** START OF Records for the exercise **

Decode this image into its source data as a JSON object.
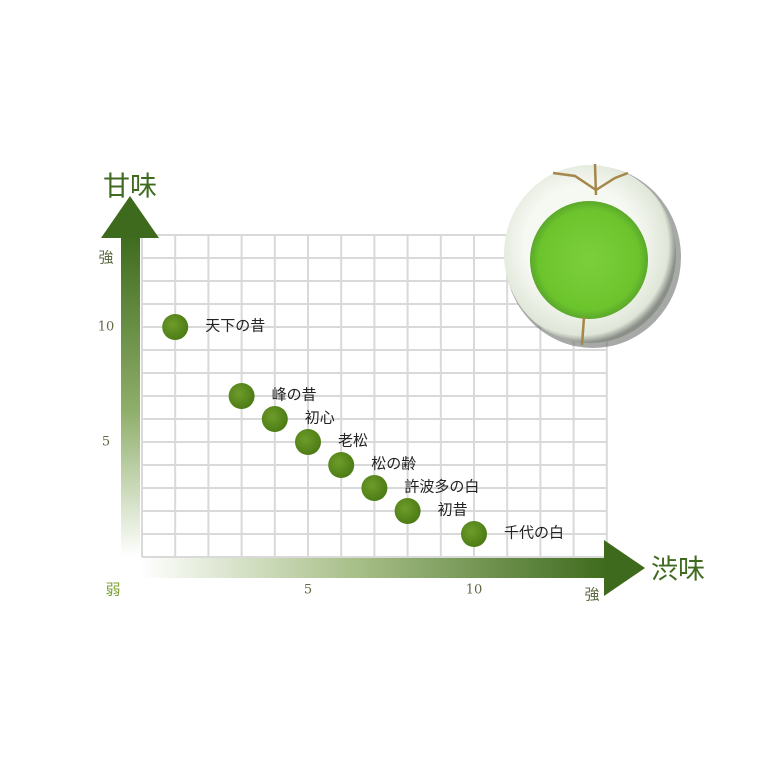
{
  "colors": {
    "axis_dark": "#3d6a1c",
    "point": "#5a8a1e",
    "grid": "#d8d8d8",
    "weak_label": "#7aa030"
  },
  "chart_data": {
    "type": "scatter",
    "title": "",
    "xlabel": "渋味",
    "ylabel": "甘味",
    "xlim": [
      0,
      14
    ],
    "ylim": [
      0,
      14
    ],
    "grid": true,
    "x_ticks": [
      {
        "value": 5,
        "label": "5"
      },
      {
        "value": 10,
        "label": "10"
      }
    ],
    "y_ticks": [
      {
        "value": 5,
        "label": "5"
      },
      {
        "value": 10,
        "label": "10"
      }
    ],
    "x_end_labels": {
      "low": "弱",
      "high": "強"
    },
    "y_end_labels": {
      "high": "強"
    },
    "points": [
      {
        "label": "天下の昔",
        "x": 1,
        "y": 10
      },
      {
        "label": "峰の昔",
        "x": 3,
        "y": 7
      },
      {
        "label": "初心",
        "x": 4,
        "y": 6
      },
      {
        "label": "老松",
        "x": 5,
        "y": 5
      },
      {
        "label": "松の齢",
        "x": 6,
        "y": 4
      },
      {
        "label": "許波多の白",
        "x": 7,
        "y": 3
      },
      {
        "label": "初昔",
        "x": 8,
        "y": 2
      },
      {
        "label": "千代の白",
        "x": 10,
        "y": 1
      }
    ]
  },
  "image": {
    "name": "matcha-bowl"
  }
}
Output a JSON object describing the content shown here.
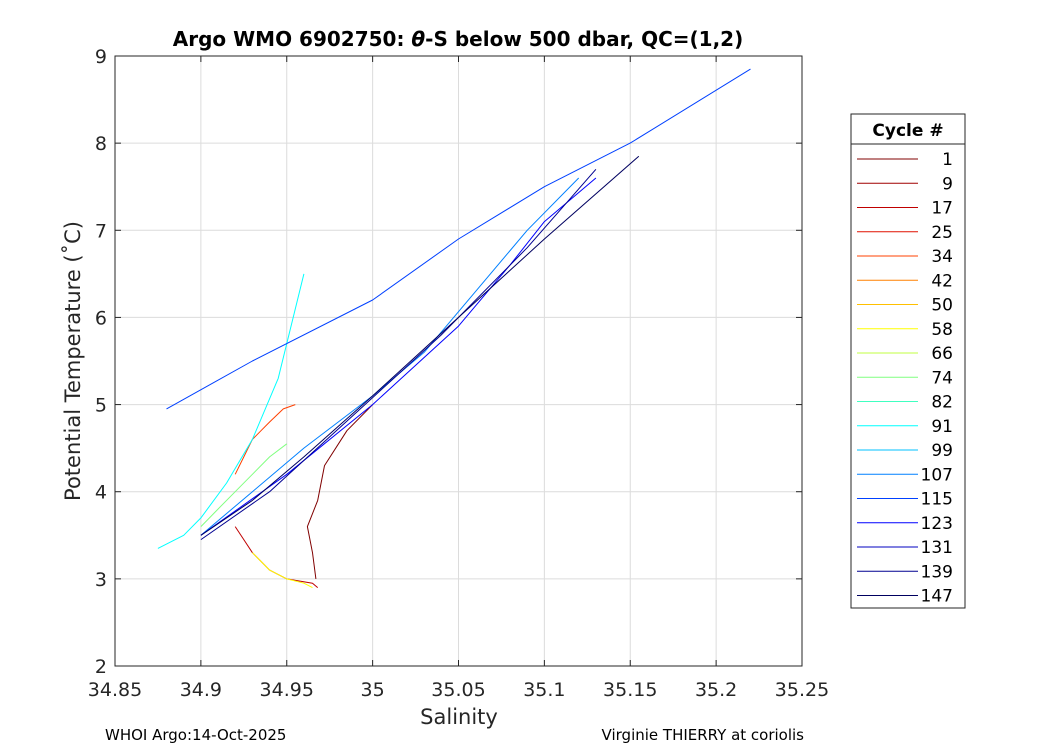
{
  "chart_data": {
    "type": "line",
    "title_prefix": "Argo WMO 6902750: ",
    "title_theta": "θ",
    "title_suffix": "-S below 500 dbar,  QC=(1,2)",
    "xlabel": "Salinity",
    "ylabel": "Potential Temperature (˚C)",
    "xlim": [
      34.85,
      35.25
    ],
    "ylim": [
      2,
      9
    ],
    "xticks": [
      "34.85",
      "34.9",
      "34.95",
      "35",
      "35.05",
      "35.1",
      "35.15",
      "35.2",
      "35.25"
    ],
    "yticks": [
      "2",
      "3",
      "4",
      "5",
      "6",
      "7",
      "8",
      "9"
    ],
    "grid": true,
    "legend": {
      "title": "Cycle #",
      "position": "right",
      "entries": [
        "1",
        "9",
        "17",
        "25",
        "34",
        "42",
        "50",
        "58",
        "66",
        "74",
        "82",
        "91",
        "99",
        "107",
        "115",
        "123",
        "131",
        "139",
        "147"
      ],
      "colors": [
        "#800000",
        "#a00000",
        "#c00000",
        "#e01000",
        "#ff4000",
        "#ff8000",
        "#ffc000",
        "#ffff00",
        "#c0ff40",
        "#80ff80",
        "#40ffc0",
        "#00ffff",
        "#00c0ff",
        "#0080ff",
        "#0040ff",
        "#0000ff",
        "#0000c0",
        "#000090",
        "#000060"
      ]
    },
    "series": [
      {
        "name": "1",
        "x": [
          34.967,
          34.965,
          34.962,
          34.968,
          34.972,
          34.985,
          35.0
        ],
        "y": [
          3.0,
          3.3,
          3.6,
          3.9,
          4.3,
          4.7,
          5.0
        ]
      },
      {
        "name": "17",
        "x": [
          34.92,
          34.925,
          34.93,
          34.935,
          34.94,
          34.95,
          34.965,
          34.968
        ],
        "y": [
          3.6,
          3.45,
          3.3,
          3.2,
          3.1,
          3.0,
          2.95,
          2.9
        ]
      },
      {
        "name": "34",
        "x": [
          34.92,
          34.925,
          34.93,
          34.935,
          34.94,
          34.948,
          34.955
        ],
        "y": [
          4.2,
          4.4,
          4.6,
          4.7,
          4.8,
          4.95,
          5.0
        ]
      },
      {
        "name": "58",
        "x": [
          34.93,
          34.935,
          34.94,
          34.95,
          34.96,
          34.965
        ],
        "y": [
          3.3,
          3.2,
          3.1,
          3.0,
          2.95,
          2.9
        ]
      },
      {
        "name": "74",
        "x": [
          34.9,
          34.91,
          34.92,
          34.93,
          34.94,
          34.95
        ],
        "y": [
          3.6,
          3.8,
          4.0,
          4.2,
          4.4,
          4.55
        ]
      },
      {
        "name": "91",
        "x": [
          34.875,
          34.89,
          34.9,
          34.915,
          34.93,
          34.945,
          34.96
        ],
        "y": [
          3.35,
          3.5,
          3.7,
          4.1,
          4.6,
          5.3,
          6.5
        ]
      },
      {
        "name": "107",
        "x": [
          34.9,
          34.93,
          34.96,
          35.0,
          35.03,
          35.06,
          35.09,
          35.12
        ],
        "y": [
          3.5,
          4.0,
          4.5,
          5.1,
          5.6,
          6.3,
          7.0,
          7.6
        ]
      },
      {
        "name": "115",
        "x": [
          34.88,
          34.93,
          35.0,
          35.05,
          35.1,
          35.15,
          35.22
        ],
        "y": [
          4.95,
          5.5,
          6.2,
          6.9,
          7.5,
          8.0,
          8.85
        ]
      },
      {
        "name": "123",
        "x": [
          34.9,
          34.95,
          35.0,
          35.05,
          35.08,
          35.1,
          35.13
        ],
        "y": [
          3.5,
          4.2,
          5.0,
          5.9,
          6.6,
          7.1,
          7.6
        ]
      },
      {
        "name": "139",
        "x": [
          34.9,
          34.94,
          34.99,
          35.04,
          35.09,
          35.13
        ],
        "y": [
          3.45,
          4.0,
          4.9,
          5.8,
          6.8,
          7.7
        ]
      },
      {
        "name": "147",
        "x": [
          34.9,
          34.93,
          34.96,
          35.0,
          35.05,
          35.1,
          35.155
        ],
        "y": [
          3.5,
          3.9,
          4.4,
          5.1,
          6.0,
          6.9,
          7.85
        ]
      }
    ]
  },
  "footer": {
    "left": "WHOI Argo:14-Oct-2025",
    "right": "Virginie THIERRY at coriolis"
  }
}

** END OF Records for the exercise **

**To do**: Give an exact copy of the material, leaving out every picture.

**Exercise response**:
Decode this image into its source data as a JSON object.
{
  "colors": {
    "axis_dark": "#3d6a1c",
    "point": "#5a8a1e",
    "grid": "#d8d8d8",
    "weak_label": "#7aa030"
  },
  "chart_data": {
    "type": "scatter",
    "title": "",
    "xlabel": "渋味",
    "ylabel": "甘味",
    "xlim": [
      0,
      14
    ],
    "ylim": [
      0,
      14
    ],
    "grid": true,
    "x_ticks": [
      {
        "value": 5,
        "label": "5"
      },
      {
        "value": 10,
        "label": "10"
      }
    ],
    "y_ticks": [
      {
        "value": 5,
        "label": "5"
      },
      {
        "value": 10,
        "label": "10"
      }
    ],
    "x_end_labels": {
      "low": "弱",
      "high": "強"
    },
    "y_end_labels": {
      "high": "強"
    },
    "points": [
      {
        "label": "天下の昔",
        "x": 1,
        "y": 10
      },
      {
        "label": "峰の昔",
        "x": 3,
        "y": 7
      },
      {
        "label": "初心",
        "x": 4,
        "y": 6
      },
      {
        "label": "老松",
        "x": 5,
        "y": 5
      },
      {
        "label": "松の齢",
        "x": 6,
        "y": 4
      },
      {
        "label": "許波多の白",
        "x": 7,
        "y": 3
      },
      {
        "label": "初昔",
        "x": 8,
        "y": 2
      },
      {
        "label": "千代の白",
        "x": 10,
        "y": 1
      }
    ]
  },
  "image": {
    "name": "matcha-bowl"
  }
}
Output a JSON object describing the content shown here.
{
  "chart_data": {
    "type": "line",
    "title_prefix": "Argo WMO 6902750: ",
    "title_theta": "θ",
    "title_suffix": "-S below 500 dbar,  QC=(1,2)",
    "xlabel": "Salinity",
    "ylabel": "Potential Temperature (˚C)",
    "xlim": [
      34.85,
      35.25
    ],
    "ylim": [
      2,
      9
    ],
    "xticks": [
      "34.85",
      "34.9",
      "34.95",
      "35",
      "35.05",
      "35.1",
      "35.15",
      "35.2",
      "35.25"
    ],
    "yticks": [
      "2",
      "3",
      "4",
      "5",
      "6",
      "7",
      "8",
      "9"
    ],
    "grid": true,
    "legend": {
      "title": "Cycle #",
      "position": "right",
      "entries": [
        "1",
        "9",
        "17",
        "25",
        "34",
        "42",
        "50",
        "58",
        "66",
        "74",
        "82",
        "91",
        "99",
        "107",
        "115",
        "123",
        "131",
        "139",
        "147"
      ],
      "colors": [
        "#800000",
        "#a00000",
        "#c00000",
        "#e01000",
        "#ff4000",
        "#ff8000",
        "#ffc000",
        "#ffff00",
        "#c0ff40",
        "#80ff80",
        "#40ffc0",
        "#00ffff",
        "#00c0ff",
        "#0080ff",
        "#0040ff",
        "#0000ff",
        "#0000c0",
        "#000090",
        "#000060"
      ]
    },
    "series": [
      {
        "name": "1",
        "x": [
          34.967,
          34.965,
          34.962,
          34.968,
          34.972,
          34.985,
          35.0
        ],
        "y": [
          3.0,
          3.3,
          3.6,
          3.9,
          4.3,
          4.7,
          5.0
        ]
      },
      {
        "name": "17",
        "x": [
          34.92,
          34.925,
          34.93,
          34.935,
          34.94,
          34.95,
          34.965,
          34.968
        ],
        "y": [
          3.6,
          3.45,
          3.3,
          3.2,
          3.1,
          3.0,
          2.95,
          2.9
        ]
      },
      {
        "name": "34",
        "x": [
          34.92,
          34.925,
          34.93,
          34.935,
          34.94,
          34.948,
          34.955
        ],
        "y": [
          4.2,
          4.4,
          4.6,
          4.7,
          4.8,
          4.95,
          5.0
        ]
      },
      {
        "name": "58",
        "x": [
          34.93,
          34.935,
          34.94,
          34.95,
          34.96,
          34.965
        ],
        "y": [
          3.3,
          3.2,
          3.1,
          3.0,
          2.95,
          2.9
        ]
      },
      {
        "name": "74",
        "x": [
          34.9,
          34.91,
          34.92,
          34.93,
          34.94,
          34.95
        ],
        "y": [
          3.6,
          3.8,
          4.0,
          4.2,
          4.4,
          4.55
        ]
      },
      {
        "name": "91",
        "x": [
          34.875,
          34.89,
          34.9,
          34.915,
          34.93,
          34.945,
          34.96
        ],
        "y": [
          3.35,
          3.5,
          3.7,
          4.1,
          4.6,
          5.3,
          6.5
        ]
      },
      {
        "name": "107",
        "x": [
          34.9,
          34.93,
          34.96,
          35.0,
          35.03,
          35.06,
          35.09,
          35.12
        ],
        "y": [
          3.5,
          4.0,
          4.5,
          5.1,
          5.6,
          6.3,
          7.0,
          7.6
        ]
      },
      {
        "name": "115",
        "x": [
          34.88,
          34.93,
          35.0,
          35.05,
          35.1,
          35.15,
          35.22
        ],
        "y": [
          4.95,
          5.5,
          6.2,
          6.9,
          7.5,
          8.0,
          8.85
        ]
      },
      {
        "name": "123",
        "x": [
          34.9,
          34.95,
          35.0,
          35.05,
          35.08,
          35.1,
          35.13
        ],
        "y": [
          3.5,
          4.2,
          5.0,
          5.9,
          6.6,
          7.1,
          7.6
        ]
      },
      {
        "name": "139",
        "x": [
          34.9,
          34.94,
          34.99,
          35.04,
          35.09,
          35.13
        ],
        "y": [
          3.45,
          4.0,
          4.9,
          5.8,
          6.8,
          7.7
        ]
      },
      {
        "name": "147",
        "x": [
          34.9,
          34.93,
          34.96,
          35.0,
          35.05,
          35.1,
          35.155
        ],
        "y": [
          3.5,
          3.9,
          4.4,
          5.1,
          6.0,
          6.9,
          7.85
        ]
      }
    ]
  },
  "footer": {
    "left": "WHOI Argo:14-Oct-2025",
    "right": "Virginie THIERRY at coriolis"
  }
}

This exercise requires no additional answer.